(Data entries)
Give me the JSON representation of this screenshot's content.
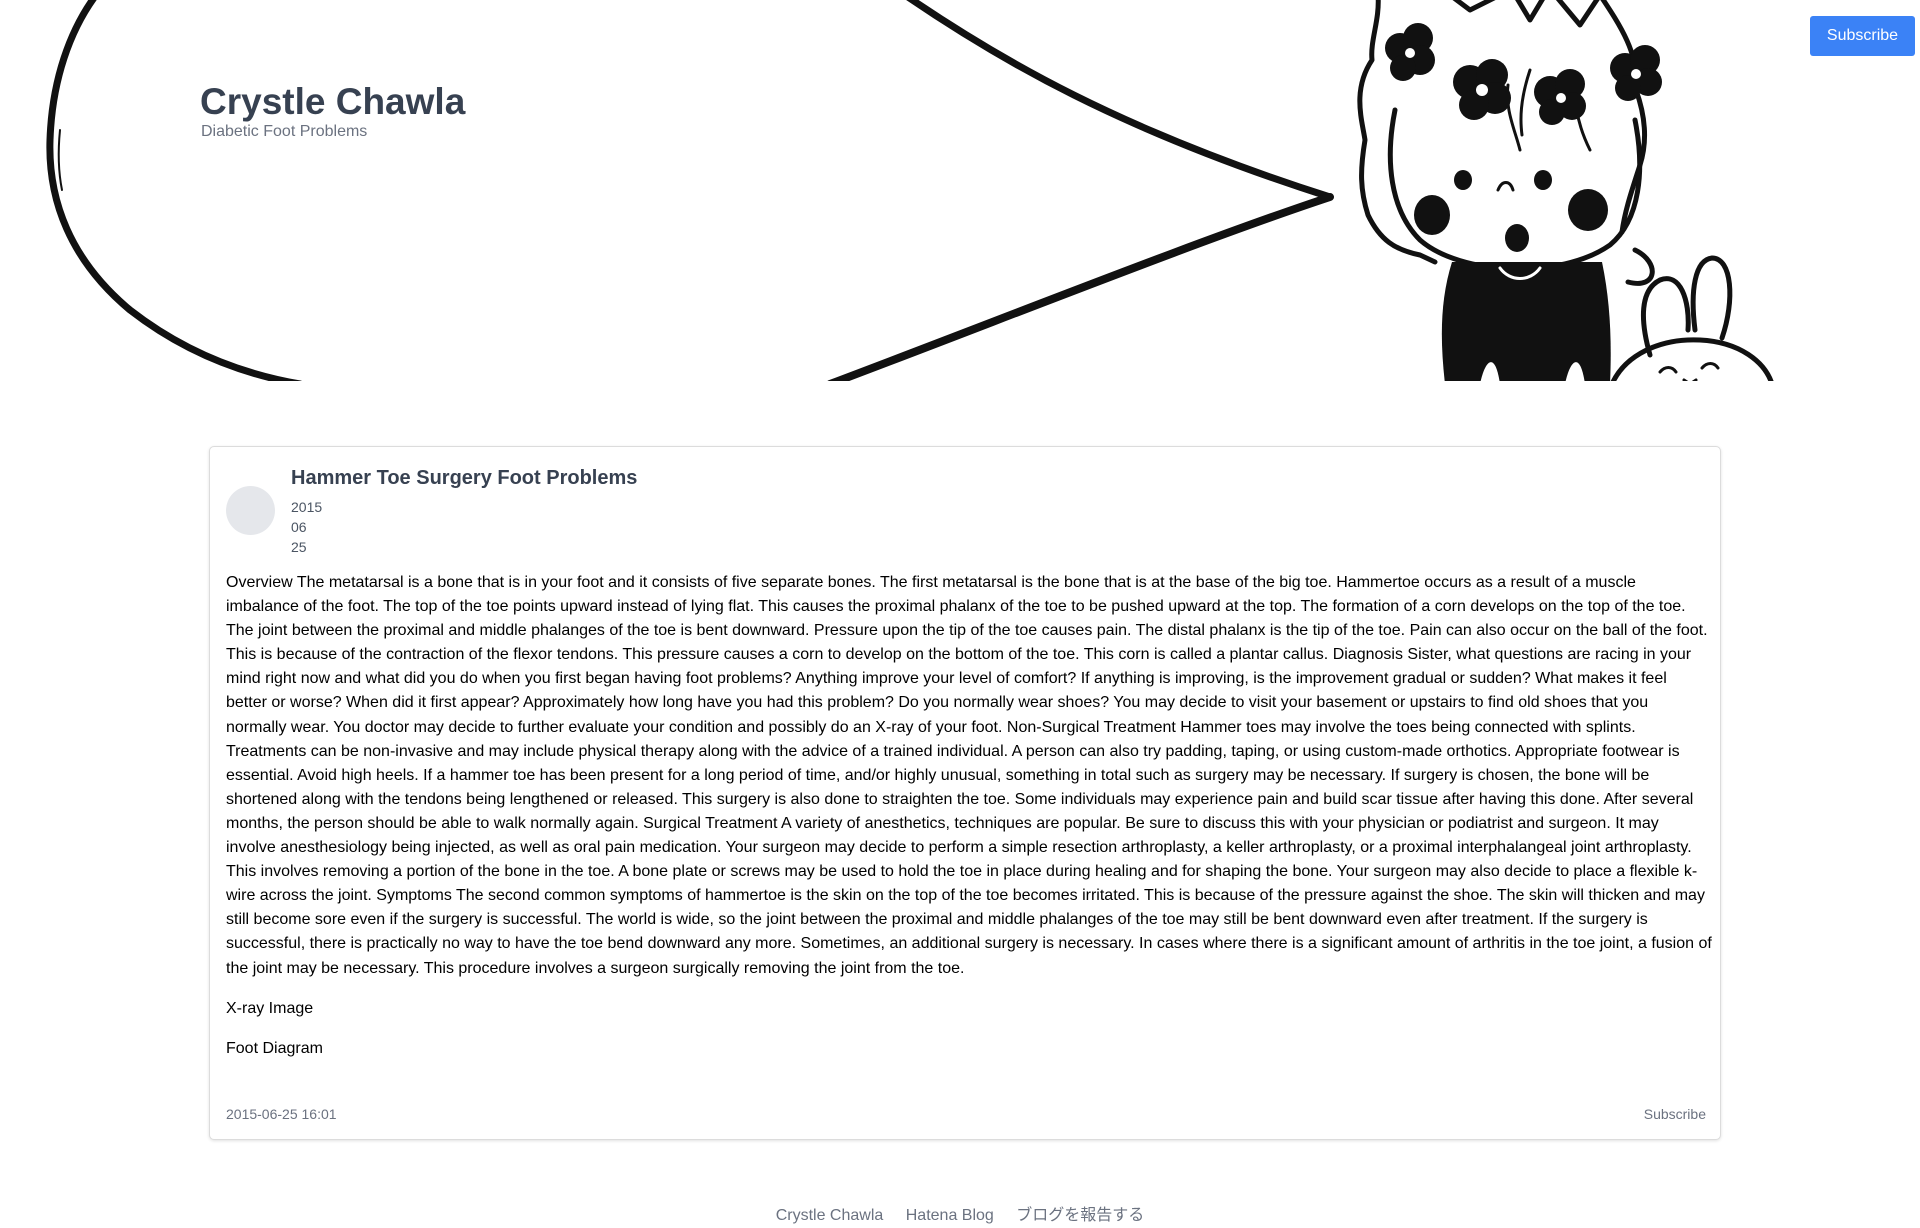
{
  "header": {
    "blog_title": "Crystle Chawla",
    "blog_description": "Diabetic Foot Problems",
    "subscribe_label": "Subscribe",
    "accent_color": "#3b82f6",
    "header_image": "manga-girl-speech-bubble-illustration"
  },
  "entry": {
    "title": "Hammer Toe Surgery Foot Problems",
    "date": {
      "year": "2015",
      "month": "06",
      "day": "25"
    },
    "body": "Overview The metatarsal is a bone that is in your foot and it consists of five separate bones. The first metatarsal is the bone that is at the base of the big toe. Hammertoe occurs as a result of a muscle imbalance of the foot. The top of the toe points upward instead of lying flat. This causes the proximal phalanx of the toe to be pushed upward at the top. The formation of a corn develops on the top of the toe. The joint between the proximal and middle phalanges of the toe is bent downward. Pressure upon the tip of the toe causes pain. The distal phalanx is the tip of the toe. Pain can also occur on the ball of the foot. This is because of the contraction of the flexor tendons. This pressure causes a corn to develop on the bottom of the toe. This corn is called a plantar callus. Diagnosis Sister, what questions are racing in your mind right now and what did you do when you first began having foot problems? Anything improve your level of comfort? If anything is improving, is the improvement gradual or sudden? What makes it feel better or worse? When did it first appear? Approximately how long have you had this problem? Do you normally wear shoes? You may decide to visit your basement or upstairs to find old shoes that you normally wear. You doctor may decide to further evaluate your condition and possibly do an X-ray of your foot. Non-Surgical Treatment Hammer toes may involve the toes being connected with splints. Treatments can be non-invasive and may include physical therapy along with the advice of a trained individual. A person can also try padding, taping, or using custom-made orthotics. Appropriate footwear is essential. Avoid high heels. If a hammer toe has been present for a long period of time, and/or highly unusual, something in total such as surgery may be necessary. If surgery is chosen, the bone will be shortened along with the tendons being lengthened or released. This surgery is also done to straighten the toe. Some individuals may experience pain and build scar tissue after having this done. After several months, the person should be able to walk normally again. Surgical Treatment A variety of anesthetics, techniques are popular. Be sure to discuss this with your physician or podiatrist and surgeon. It may involve anesthesiology being injected, as well as oral pain medication. Your surgeon may decide to perform a simple resection arthroplasty, a keller arthroplasty, or a proximal interphalangeal joint arthroplasty. This involves removing a portion of the bone in the toe. A bone plate or screws may be used to hold the toe in place during healing and for shaping the bone. Your surgeon may also decide to place a flexible k-wire across the joint. Symptoms The second common symptoms of hammertoe is the skin on the top of the toe becomes irritated. This is because of the pressure against the shoe. The skin will thicken and may still become sore even if the surgery is successful. The world is wide, so the joint between the proximal and middle phalanges of the toe may still be bent downward even after treatment. If the surgery is successful, there is practically no way to have the toe bend downward any more. Sometimes, an additional surgery is necessary. In cases where there is a significant amount of arthritis in the toe joint, a fusion of the joint may be necessary. This procedure involves a surgeon surgically removing the joint from the toe.",
    "image_caption_1": "X-ray Image",
    "image_caption_2": "Foot Diagram",
    "timestamp": "2015-06-25 16:01",
    "subscribe_label": "Subscribe"
  },
  "footer": {
    "links": [
      "Crystle Chawla",
      "Hatena Blog",
      "ブログを報告する"
    ]
  }
}
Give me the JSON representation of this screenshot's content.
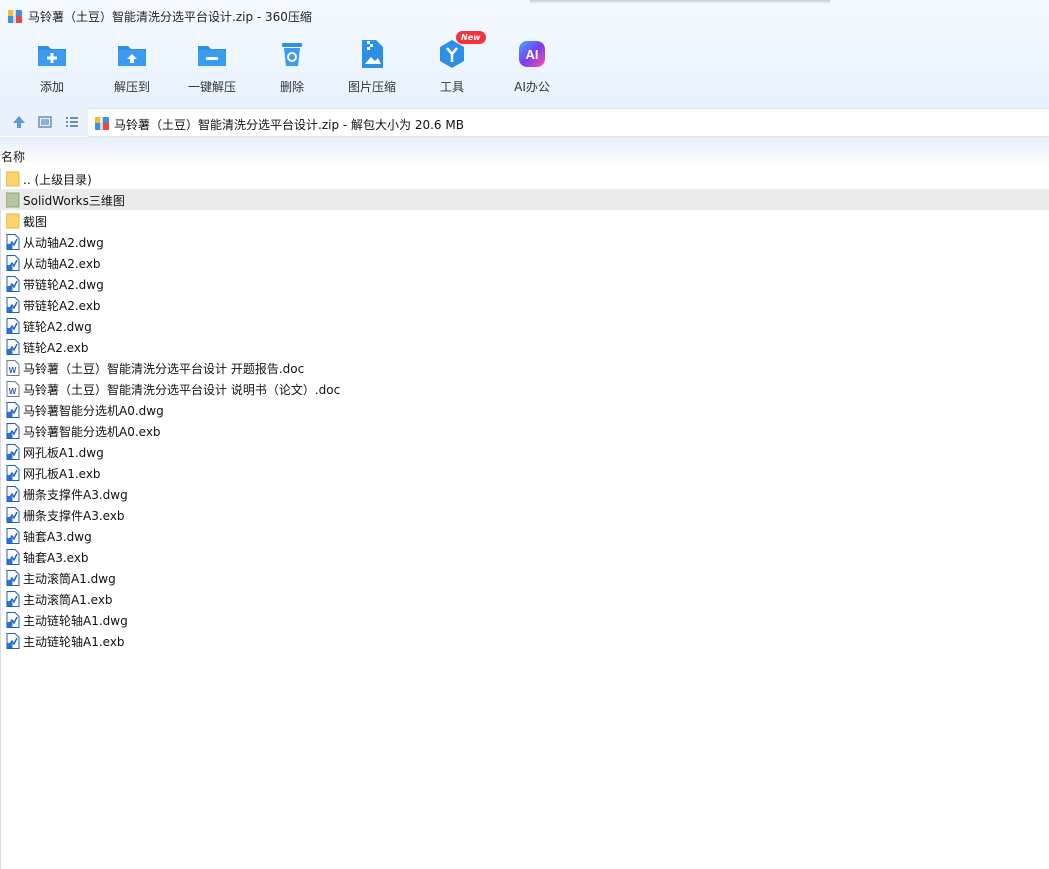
{
  "window": {
    "title": "马铃薯（土豆）智能清洗分选平台设计.zip - 360压缩"
  },
  "toolbar": [
    {
      "label": "添加",
      "icon": "add-icon",
      "color": "#2e8fe6"
    },
    {
      "label": "解压到",
      "icon": "extract-to-icon",
      "color": "#2e8fe6"
    },
    {
      "label": "一键解压",
      "icon": "one-click-extract-icon",
      "color": "#2e8fe6"
    },
    {
      "label": "删除",
      "icon": "delete-icon",
      "color": "#2e8fe6"
    },
    {
      "label": "图片压缩",
      "icon": "image-compress-icon",
      "color": "#2e8fe6"
    },
    {
      "label": "工具",
      "icon": "tools-icon",
      "color": "#2e8fe6",
      "badge": "New"
    },
    {
      "label": "AI办公",
      "icon": "ai-office-icon",
      "color": "#7a3cf0"
    }
  ],
  "address": {
    "text": "马铃薯（土豆）智能清洗分选平台设计.zip - 解包大小为 20.6 MB"
  },
  "columns": {
    "name": "名称"
  },
  "files": [
    {
      "name": ".. (上级目录)",
      "type": "folder",
      "selected": false
    },
    {
      "name": "SolidWorks三维图",
      "type": "folder-gray",
      "selected": true
    },
    {
      "name": "截图",
      "type": "folder",
      "selected": false
    },
    {
      "name": "从动轴A2.dwg",
      "type": "cad",
      "selected": false
    },
    {
      "name": "从动轴A2.exb",
      "type": "cad",
      "selected": false
    },
    {
      "name": "带链轮A2.dwg",
      "type": "cad",
      "selected": false
    },
    {
      "name": "带链轮A2.exb",
      "type": "cad",
      "selected": false
    },
    {
      "name": "链轮A2.dwg",
      "type": "cad",
      "selected": false
    },
    {
      "name": "链轮A2.exb",
      "type": "cad",
      "selected": false
    },
    {
      "name": "马铃薯（土豆）智能清洗分选平台设计 开题报告.doc",
      "type": "doc",
      "selected": false
    },
    {
      "name": "马铃薯（土豆）智能清洗分选平台设计 说明书（论文）.doc",
      "type": "doc",
      "selected": false
    },
    {
      "name": "马铃薯智能分选机A0.dwg",
      "type": "cad",
      "selected": false
    },
    {
      "name": "马铃薯智能分选机A0.exb",
      "type": "cad",
      "selected": false
    },
    {
      "name": "网孔板A1.dwg",
      "type": "cad",
      "selected": false
    },
    {
      "name": "网孔板A1.exb",
      "type": "cad",
      "selected": false
    },
    {
      "name": "栅条支撑件A3.dwg",
      "type": "cad",
      "selected": false
    },
    {
      "name": "栅条支撑件A3.exb",
      "type": "cad",
      "selected": false
    },
    {
      "name": "轴套A3.dwg",
      "type": "cad",
      "selected": false
    },
    {
      "name": "轴套A3.exb",
      "type": "cad",
      "selected": false
    },
    {
      "name": "主动滚筒A1.dwg",
      "type": "cad",
      "selected": false
    },
    {
      "name": "主动滚筒A1.exb",
      "type": "cad",
      "selected": false
    },
    {
      "name": "主动链轮轴A1.dwg",
      "type": "cad",
      "selected": false
    },
    {
      "name": "主动链轮轴A1.exb",
      "type": "cad",
      "selected": false
    }
  ]
}
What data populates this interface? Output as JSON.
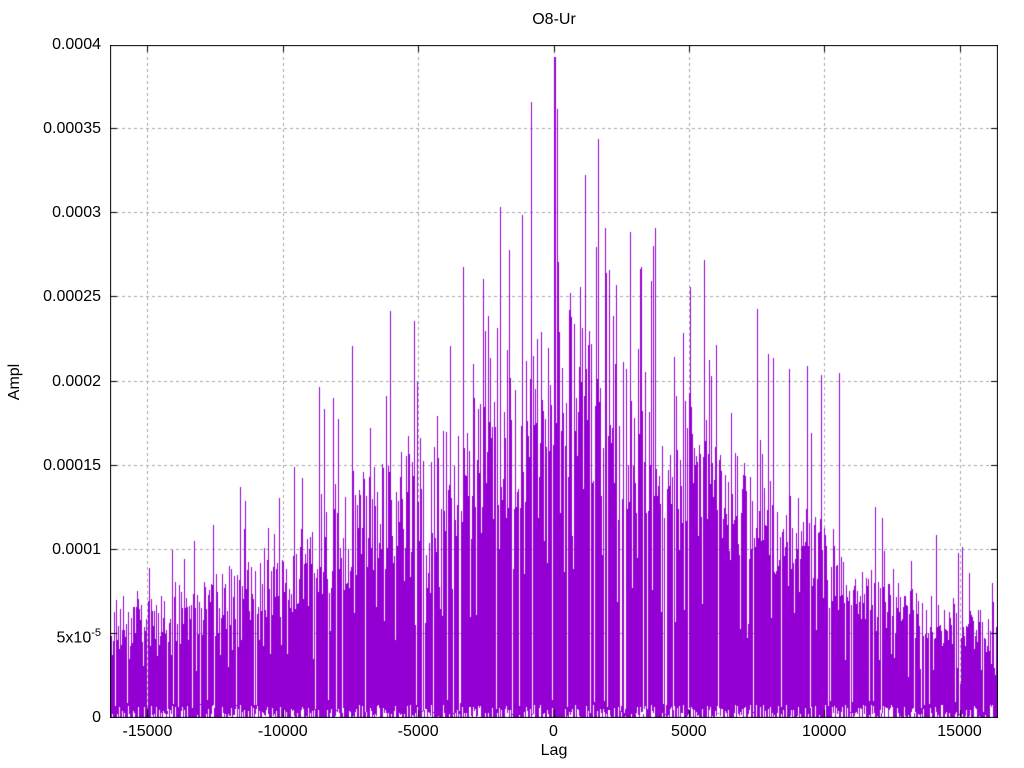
{
  "window": {
    "background": "#ffffff"
  },
  "chart_data": {
    "type": "impulse",
    "title": "O8-Ur",
    "xlabel": "Lag",
    "ylabel": "Ampl",
    "xlim": [
      -16384,
      16384
    ],
    "ylim": [
      0,
      0.0004
    ],
    "x_ticks": [
      {
        "v": -15000,
        "label": "-15000"
      },
      {
        "v": -10000,
        "label": "-10000"
      },
      {
        "v": -5000,
        "label": "-5000"
      },
      {
        "v": 0,
        "label": "0"
      },
      {
        "v": 5000,
        "label": "5000"
      },
      {
        "v": 10000,
        "label": "10000"
      },
      {
        "v": 15000,
        "label": "15000"
      }
    ],
    "y_ticks": [
      {
        "v": 0.0,
        "label": "0"
      },
      {
        "v": 5e-05,
        "label": "5x10^-5"
      },
      {
        "v": 0.0001,
        "label": "0.0001"
      },
      {
        "v": 0.00015,
        "label": "0.00015"
      },
      {
        "v": 0.0002,
        "label": "0.0002"
      },
      {
        "v": 0.00025,
        "label": "0.00025"
      },
      {
        "v": 0.0003,
        "label": "0.0003"
      },
      {
        "v": 0.00035,
        "label": "0.00035"
      },
      {
        "v": 0.0004,
        "label": "0.0004"
      }
    ],
    "grid": {
      "visible": true,
      "style": "dashed",
      "color": "#a9a9a9"
    },
    "series_color": "#9400D3",
    "border_color": "#000000",
    "envelope": [
      [
        -16384,
        4.8e-05,
        8e-05
      ],
      [
        -16000,
        5e-05,
        9e-05
      ],
      [
        -15000,
        5.4e-05,
        0.0001
      ],
      [
        -14000,
        5.8e-05,
        0.000118
      ],
      [
        -13000,
        6.2e-05,
        0.00013
      ],
      [
        -12000,
        6.8e-05,
        0.00014
      ],
      [
        -11000,
        7.4e-05,
        0.000152
      ],
      [
        -10000,
        8.2e-05,
        0.00016
      ],
      [
        -9000,
        9e-05,
        0.000188
      ],
      [
        -8000,
        0.0001,
        0.000205
      ],
      [
        -7000,
        0.00011,
        0.000225
      ],
      [
        -6000,
        0.00012,
        0.000238
      ],
      [
        -5000,
        0.000128,
        0.000235
      ],
      [
        -4000,
        0.000133,
        0.000248
      ],
      [
        -3000,
        0.000142,
        0.000262
      ],
      [
        -2000,
        0.000153,
        0.00029
      ],
      [
        -1000,
        0.000168,
        0.000305
      ],
      [
        0,
        0.000188,
        0.000318
      ],
      [
        1000,
        0.000181,
        0.000318
      ],
      [
        2000,
        0.000173,
        0.000305
      ],
      [
        3000,
        0.000164,
        0.000285
      ],
      [
        4000,
        0.000154,
        0.000282
      ],
      [
        5000,
        0.000145,
        0.000262
      ],
      [
        6000,
        0.000132,
        0.000262
      ],
      [
        7000,
        0.000118,
        0.000242
      ],
      [
        8000,
        0.000111,
        0.000215
      ],
      [
        9000,
        0.000102,
        0.000208
      ],
      [
        10000,
        9e-05,
        0.000198
      ],
      [
        11000,
        7.7e-05,
        0.000158
      ],
      [
        12000,
        6.7e-05,
        0.000145
      ],
      [
        13000,
        6.1e-05,
        0.00013
      ],
      [
        14000,
        5.6e-05,
        0.000116
      ],
      [
        15000,
        5.2e-05,
        0.000103
      ],
      [
        16000,
        4.9e-05,
        8.8e-05
      ],
      [
        16384,
        4.8e-05,
        8.2e-05
      ]
    ],
    "peaks": [
      [
        0,
        0.000393
      ],
      [
        -830,
        0.000366
      ],
      [
        130,
        0.000362
      ],
      [
        1640,
        0.000344
      ],
      [
        1150,
        0.000323
      ],
      [
        -1960,
        0.000304
      ],
      [
        -1180,
        0.000299
      ],
      [
        1900,
        0.000291
      ],
      [
        3760,
        0.000291
      ],
      [
        2840,
        0.000289
      ],
      [
        5550,
        0.000272
      ],
      [
        -3340,
        0.000268
      ],
      [
        -2600,
        0.000261
      ],
      [
        5050,
        0.000256
      ],
      [
        7500,
        0.000243
      ],
      [
        -6030,
        0.000242
      ],
      [
        -5150,
        0.000236
      ],
      [
        -7440,
        0.000221
      ],
      [
        8100,
        0.000214
      ],
      [
        9380,
        0.000209
      ],
      [
        9900,
        0.000204
      ],
      [
        -8680,
        0.000197
      ],
      [
        -8150,
        0.00019
      ],
      [
        10550,
        0.000205
      ]
    ]
  }
}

* _WORK TO BE COMPLETED_
Pick out all the lines with the word "icon" in them and copy them.

* _ANSWER TO THIS TASK_
      "icon": "add-icon",
      "icon": "extract-to-icon",
      "icon": "one-click-extract-icon",
      "icon": "delete-icon",
      "icon": "image-compress-icon",
      "icon": "tools-icon",
      "icon": "ai-office-icon",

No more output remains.